● **Exercise description**:
Copy out every line of the records where the string "source" occurs.

╔══

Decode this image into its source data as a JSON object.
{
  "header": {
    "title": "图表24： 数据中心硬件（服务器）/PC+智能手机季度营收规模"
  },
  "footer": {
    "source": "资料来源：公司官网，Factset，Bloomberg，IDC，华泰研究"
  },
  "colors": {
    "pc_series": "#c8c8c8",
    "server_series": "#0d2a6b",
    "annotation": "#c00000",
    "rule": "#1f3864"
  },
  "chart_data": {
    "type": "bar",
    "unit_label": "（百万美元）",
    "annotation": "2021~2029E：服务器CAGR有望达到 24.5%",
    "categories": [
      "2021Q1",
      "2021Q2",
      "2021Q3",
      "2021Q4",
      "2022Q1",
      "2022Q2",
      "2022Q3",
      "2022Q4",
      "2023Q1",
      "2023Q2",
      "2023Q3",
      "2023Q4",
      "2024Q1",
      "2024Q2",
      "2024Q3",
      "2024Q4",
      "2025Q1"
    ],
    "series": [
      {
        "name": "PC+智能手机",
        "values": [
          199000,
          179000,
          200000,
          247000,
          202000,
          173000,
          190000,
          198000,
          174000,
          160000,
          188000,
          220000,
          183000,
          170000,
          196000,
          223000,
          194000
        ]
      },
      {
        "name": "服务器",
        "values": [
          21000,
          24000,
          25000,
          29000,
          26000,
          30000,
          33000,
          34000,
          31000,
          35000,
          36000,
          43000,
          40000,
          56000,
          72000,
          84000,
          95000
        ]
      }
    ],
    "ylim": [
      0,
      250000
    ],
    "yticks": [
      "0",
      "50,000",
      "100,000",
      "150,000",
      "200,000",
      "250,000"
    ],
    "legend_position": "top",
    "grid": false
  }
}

╚══

● **Response to the exercise**:
Decode this image into its source data as a JSON object.
    "source": "资料来源：公司官网，Factset，Bloomberg，IDC，华泰研究"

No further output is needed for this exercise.